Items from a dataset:
★ ★ ★ ★ ★

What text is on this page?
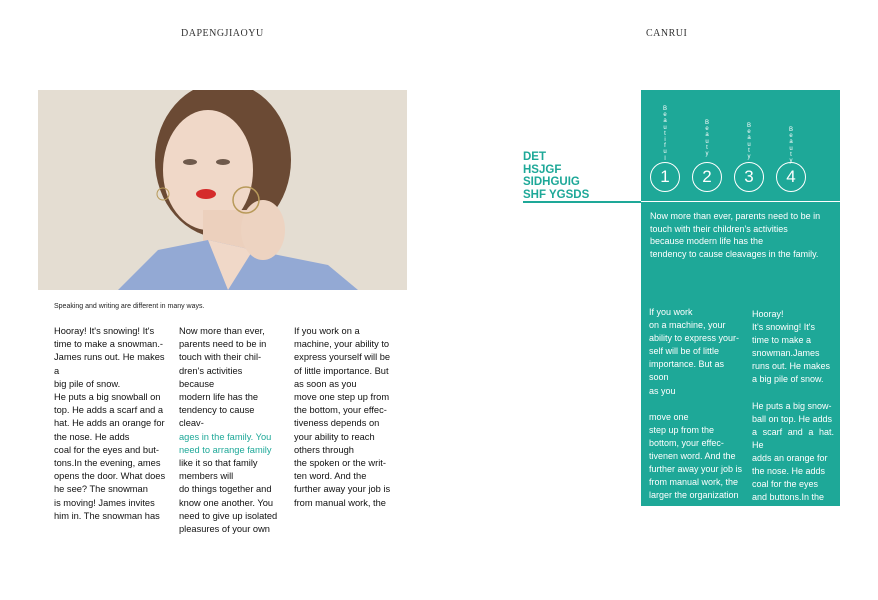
DAPENGJIAOYU	CANRUI
Speaking and writing are different in many ways.
Hooray! It's snowing! It's
time to make a snowman.-
James runs out. He makes a
big pile of snow.
He puts a big snowball on
top. He adds a scarf and a
hat. He adds an orange for
the nose. He adds
coal for the eyes and but-
tons.In the evening, ames
opens the door. What does
he see? The snowman
is moving! James invites
him in. The snowman has
Now more than ever,
parents need to be in
touch with their chil-
dren's activities because
modern life has the
tendency to cause cleav-
ages in the family. You
need to arrange family
like it so that family
members will
do things together and
know one another. You
need to give up isolated
pleasures of your own
If you work on a
machine, your ability to
express yourself will be
of little importance. But
as soon as you
move one step up from
the bottom, your effec-
tiveness depends on
your ability to reach
others through
the spoken or the writ-
ten word. And the
further away your job is
from manual work, the
DET
HSJGF
SIDHGUIG
SHF YGSDS
B
e
a
u
t
i
f
u
l
B
e
a
u
t
y
B
e
a
u
t
y
B
e
a
u
t
y
1	2	3	4
Now more than ever, parents need to be in
touch with their children's activities
because modern life has the
tendency to cause cleavages in the family.
If you work
on a machine, your
ability to express your-
self will be of little
importance. But as soon
as you

move one
step up from the
bottom, your effec-
tivenen word. And the
further away your job is
from manual work, the
larger the organization
Hooray!
It's snowing! It's
time to make a
snowman.James
runs out. He makes
a big pile of snow.

He puts a big snow-
ball on top. He adds
a scarf and a hat. He
adds an orange for
the nose. He adds
coal for the eyes
and buttons.In the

★ ★ ★ ★ ★

GIVEN PROBLEM: Reproduce every entry word for word, but skip any pictures.

EXERCISE SOLUTION:
What text is on this page?
DAPENGJIAOYU	CANRUI
Speaking and writing are different in many ways.
Hooray! It's snowing! It's
time to make a snowman.-
James runs out. He makes a
big pile of snow.
He puts a big snowball on
top. He adds a scarf and a
hat. He adds an orange for
the nose. He adds
coal for the eyes and but-
tons.In the evening, ames
opens the door. What does
he see? The snowman
is moving! James invites
him in. The snowman has
Now more than ever,
parents need to be in
touch with their chil-
dren's activities because
modern life has the
tendency to cause cleav-
ages in the family. You
need to arrange family
like it so that family
members will
do things together and
know one another. You
need to give up isolated
pleasures of your own
If you work on a
machine, your ability to
express yourself will be
of little importance. But
as soon as you
move one step up from
the bottom, your effec-
tiveness depends on
your ability to reach
others through
the spoken or the writ-
ten word. And the
further away your job is
from manual work, the
DET
HSJGF
SIDHGUIG
SHF YGSDS
B
e
a
u
t
i
f
u
l
B
e
a
u
t
y
B
e
a
u
t
y
B
e
a
u
t
y
1	2	3	4
Now more than ever, parents need to be in
touch with their children's activities
because modern life has the
tendency to cause cleavages in the family.
If you work
on a machine, your
ability to express your-
self will be of little
importance. But as soon
as you

move one
step up from the
bottom, your effec-
tivenen word. And the
further away your job is
from manual work, the
larger the organization
Hooray!
It's snowing! It's
time to make a
snowman.James
runs out. He makes
a big pile of snow.

He puts a big snow-
ball on top. He adds
a scarf and a hat. He
adds an orange for
the nose. He adds
coal for the eyes
and buttons.In the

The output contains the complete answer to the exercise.